>> begin
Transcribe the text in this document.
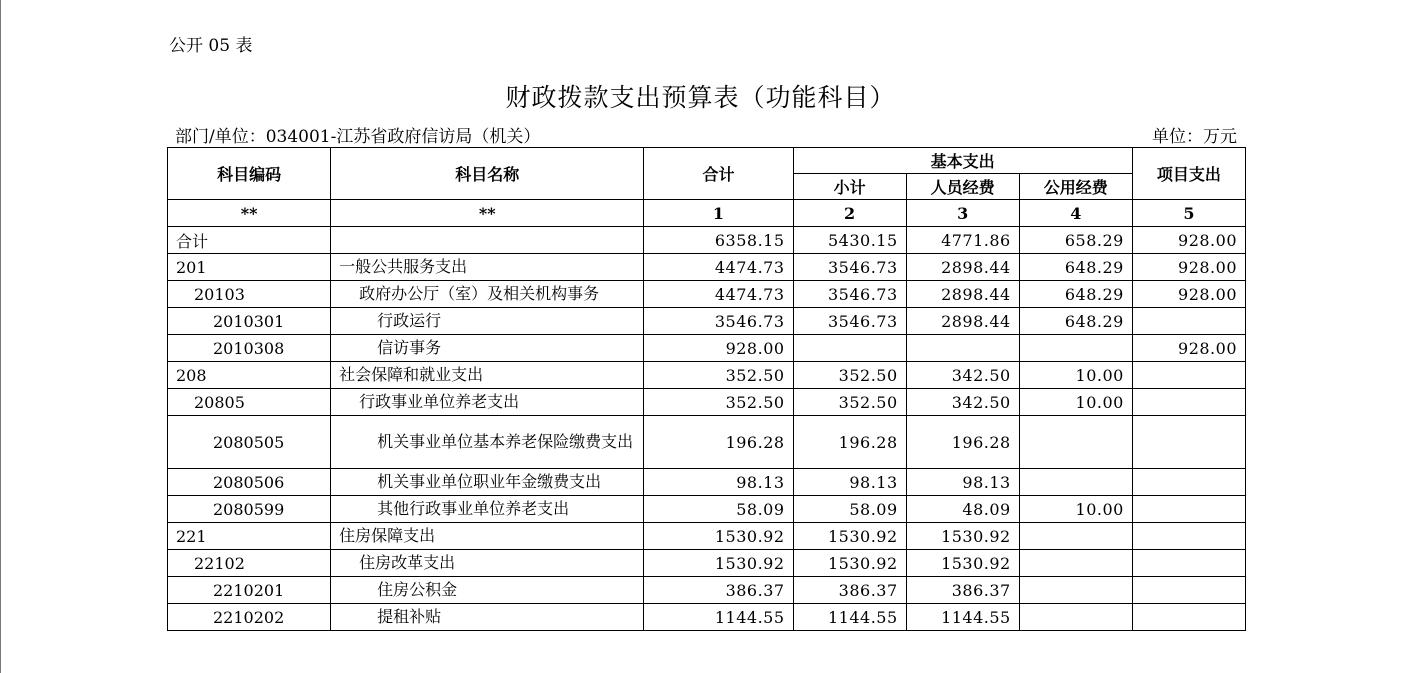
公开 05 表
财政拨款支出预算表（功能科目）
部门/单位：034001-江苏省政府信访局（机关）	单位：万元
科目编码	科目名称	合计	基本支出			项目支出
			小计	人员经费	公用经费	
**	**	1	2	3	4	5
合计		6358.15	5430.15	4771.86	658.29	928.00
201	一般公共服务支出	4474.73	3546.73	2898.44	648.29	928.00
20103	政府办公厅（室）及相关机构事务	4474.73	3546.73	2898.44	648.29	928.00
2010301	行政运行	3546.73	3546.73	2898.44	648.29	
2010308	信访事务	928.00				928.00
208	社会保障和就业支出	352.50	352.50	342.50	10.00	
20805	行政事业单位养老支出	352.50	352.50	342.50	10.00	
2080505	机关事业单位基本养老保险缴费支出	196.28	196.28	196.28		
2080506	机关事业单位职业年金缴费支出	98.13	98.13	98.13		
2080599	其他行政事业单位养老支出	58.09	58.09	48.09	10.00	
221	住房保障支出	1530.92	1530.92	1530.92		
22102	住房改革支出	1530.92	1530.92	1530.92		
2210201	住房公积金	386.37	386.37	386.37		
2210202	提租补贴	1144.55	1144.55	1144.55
>> end
>> begin
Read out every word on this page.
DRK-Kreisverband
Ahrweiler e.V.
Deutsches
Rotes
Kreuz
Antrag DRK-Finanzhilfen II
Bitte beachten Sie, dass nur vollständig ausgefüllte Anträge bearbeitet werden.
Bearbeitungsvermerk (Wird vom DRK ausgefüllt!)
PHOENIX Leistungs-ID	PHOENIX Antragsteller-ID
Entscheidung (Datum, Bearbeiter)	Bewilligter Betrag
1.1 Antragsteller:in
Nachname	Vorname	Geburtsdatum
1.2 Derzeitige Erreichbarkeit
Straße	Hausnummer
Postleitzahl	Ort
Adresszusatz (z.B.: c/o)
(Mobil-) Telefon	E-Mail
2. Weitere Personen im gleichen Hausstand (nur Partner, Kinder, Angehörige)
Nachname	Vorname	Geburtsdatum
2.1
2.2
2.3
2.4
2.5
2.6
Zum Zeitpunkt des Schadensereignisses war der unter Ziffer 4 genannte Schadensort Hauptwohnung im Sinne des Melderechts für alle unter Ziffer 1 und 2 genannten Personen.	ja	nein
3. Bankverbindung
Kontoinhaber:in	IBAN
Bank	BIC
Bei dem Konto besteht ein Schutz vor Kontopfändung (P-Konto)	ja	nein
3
>> end
#### Exercise description:
Return each full line of the entries that contains the word "nein".

#### Solution:
Zum Zeitpunkt des Schadensereignisses war der unter Ziffer 4 genannte Schadensort Hauptwohnung im Sinne des Melderechts für alle unter Ziffer 1 und 2 genannten Personen.	ja	nein
Bei dem Konto besteht ein Schutz vor Kontopfändung (P-Konto)	ja	nein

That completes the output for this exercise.